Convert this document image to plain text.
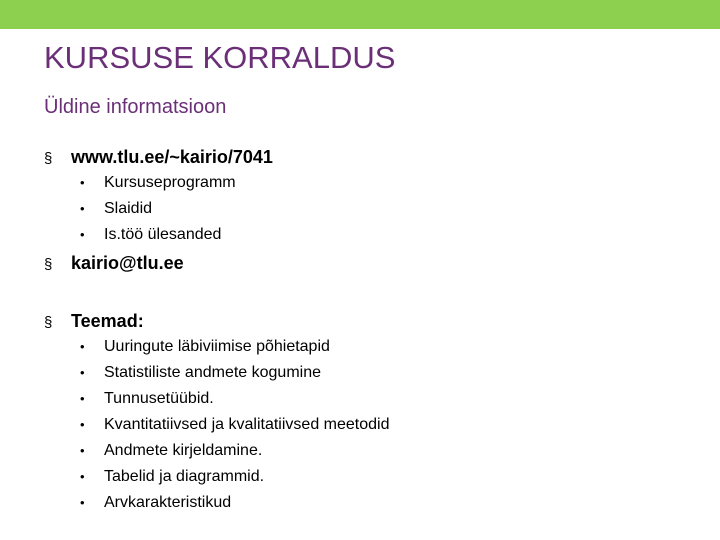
KURSUSE KORRALDUS
Üldine informatsioon
§ www.tlu.ee/~kairio/7041
• Kursuseprogramm
• Slaidid
• Is.töö ülesanded
§ kairio@tlu.ee
§ Teemad:
• Uuringute läbiviimise põhietapid
• Statistiliste andmete kogumine
• Tunnusetüübid.
• Kvantitatiivsed ja kvalitatiivsed meetodid
• Andmete kirjeldamine.
• Tabelid ja diagrammid.
• Arvkarakteristikud
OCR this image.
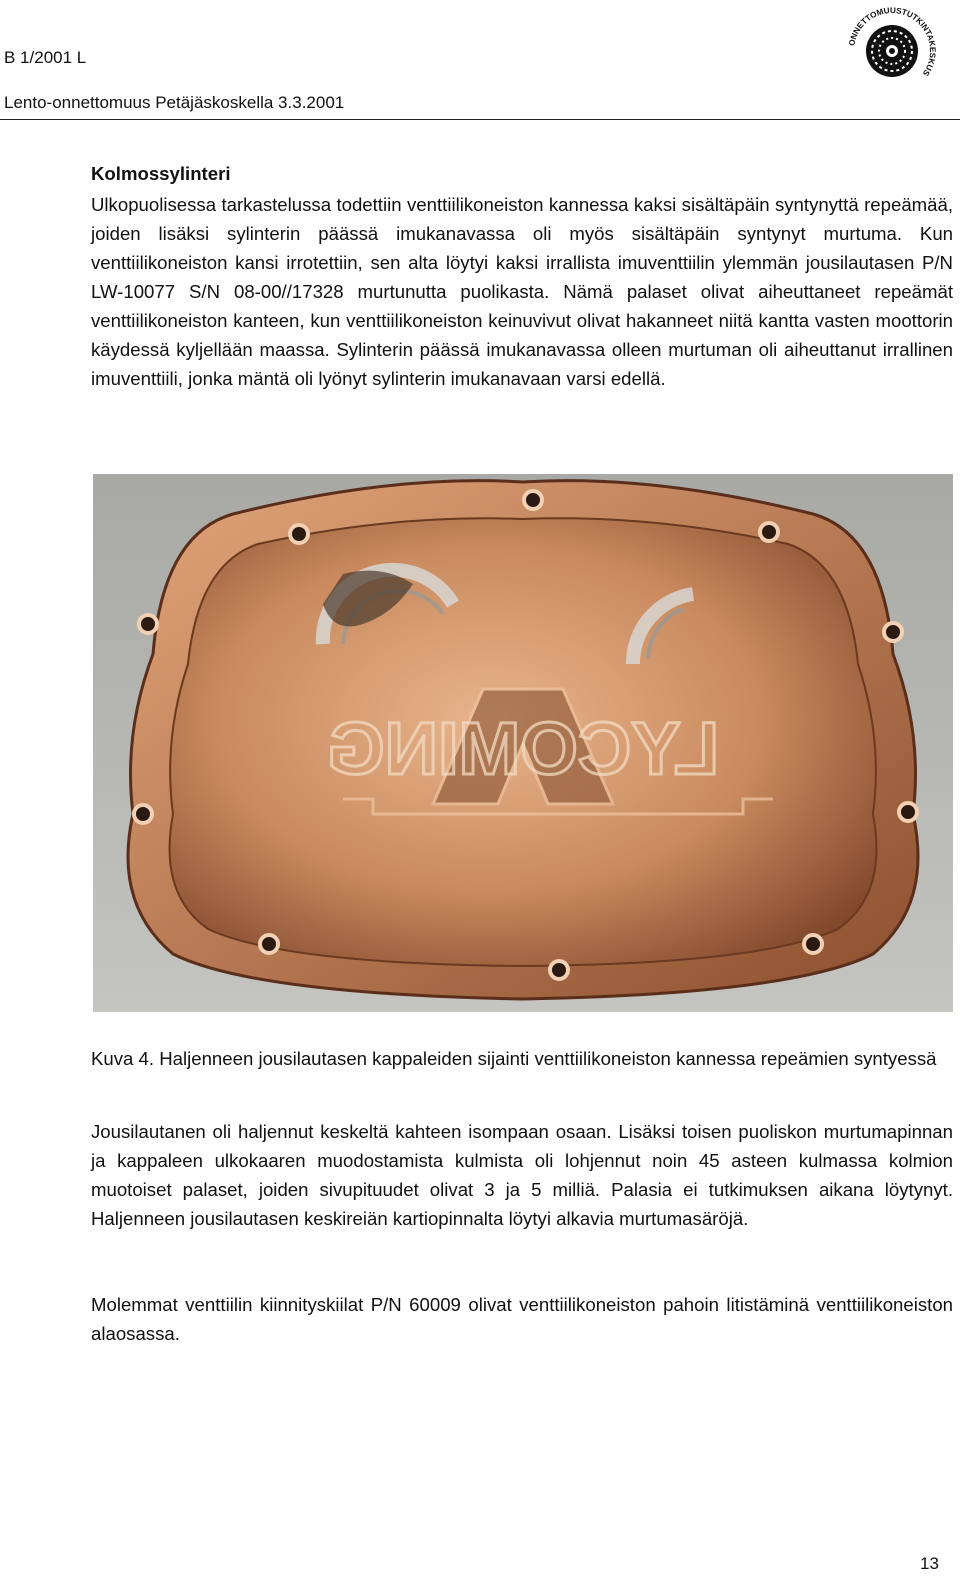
B 1/2001 L
Lento-onnettomuus Petäjäskoskella 3.3.2001
ONNETTOMUUSTUTKINTAKESKUS
Kolmossylinteri
Ulkopuolisessa tarkastelussa todettiin venttiilikoneiston kannessa kaksi sisältäpäin syntynyttä repeämää, joiden lisäksi sylinterin päässä imukanavassa oli myös sisältäpäin syntynyt murtuma. Kun venttiilikoneiston kansi irrotettiin, sen alta löytyi kaksi irrallista imuventtiilin ylemmän jousilautasen P/N LW-10077 S/N 08-00//17328 murtunutta puolikasta. Nämä palaset olivat aiheuttaneet repeämät venttiilikoneiston kanteen, kun venttiilikoneiston keinuvivut olivat hakanneet niitä kantta vasten moottorin käydessä kyljellään maassa. Sylinterin päässä imukanavassa olleen murtuman oli aiheuttanut irrallinen imuventtiili, jonka mäntä oli lyönyt sylinterin imukanavaan varsi edellä.
LYCOMING
Kuva 4. Haljenneen jousilautasen kappaleiden sijainti venttiilikoneiston kannessa repeämien syntyessä
Jousilautanen oli haljennut keskeltä kahteen isompaan osaan. Lisäksi toisen puoliskon murtumapinnan ja kappaleen ulkokaaren muodostamista kulmista oli lohjennut noin 45 asteen kulmassa kolmion muotoiset palaset, joiden sivupituudet olivat 3 ja 5 milliä. Palasia ei tutkimuksen aikana löytynyt. Haljenneen jousilautasen keskireiän kartiopinnalta löytyi alkavia murtumasäröjä.
Molemmat venttiilin kiinnityskiilat P/N 60009 olivat venttiilikoneiston pahoin litistäminä venttiilikoneiston alaosassa.
13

Problem statement |
Output the span from the line with "OCR this image." through the last line of the data, inclusive and exact, and omit every picture.

Answer |
OCR this image.
B 1/2001 L
Lento-onnettomuus Petäjäskoskella 3.3.2001
ONNETTOMUUSTUTKINTAKESKUS
Kolmossylinteri
Ulkopuolisessa tarkastelussa todettiin venttiilikoneiston kannessa kaksi sisältäpäin syntynyttä repeämää, joiden lisäksi sylinterin päässä imukanavassa oli myös sisältäpäin syntynyt murtuma. Kun venttiilikoneiston kansi irrotettiin, sen alta löytyi kaksi irrallista imuventtiilin ylemmän jousilautasen P/N LW-10077 S/N 08-00//17328 murtunutta puolikasta. Nämä palaset olivat aiheuttaneet repeämät venttiilikoneiston kanteen, kun venttiilikoneiston keinuvivut olivat hakanneet niitä kantta vasten moottorin käydessä kyljellään maassa. Sylinterin päässä imukanavassa olleen murtuman oli aiheuttanut irrallinen imuventtiili, jonka mäntä oli lyönyt sylinterin imukanavaan varsi edellä.
LYCOMING
Kuva 4. Haljenneen jousilautasen kappaleiden sijainti venttiilikoneiston kannessa repeämien syntyessä
Jousilautanen oli haljennut keskeltä kahteen isompaan osaan. Lisäksi toisen puoliskon murtumapinnan ja kappaleen ulkokaaren muodostamista kulmista oli lohjennut noin 45 asteen kulmassa kolmion muotoiset palaset, joiden sivupituudet olivat 3 ja 5 milliä. Palasia ei tutkimuksen aikana löytynyt. Haljenneen jousilautasen keskireiän kartiopinnalta löytyi alkavia murtumasäröjä.
Molemmat venttiilin kiinnityskiilat P/N 60009 olivat venttiilikoneiston pahoin litistäminä venttiilikoneiston alaosassa.
13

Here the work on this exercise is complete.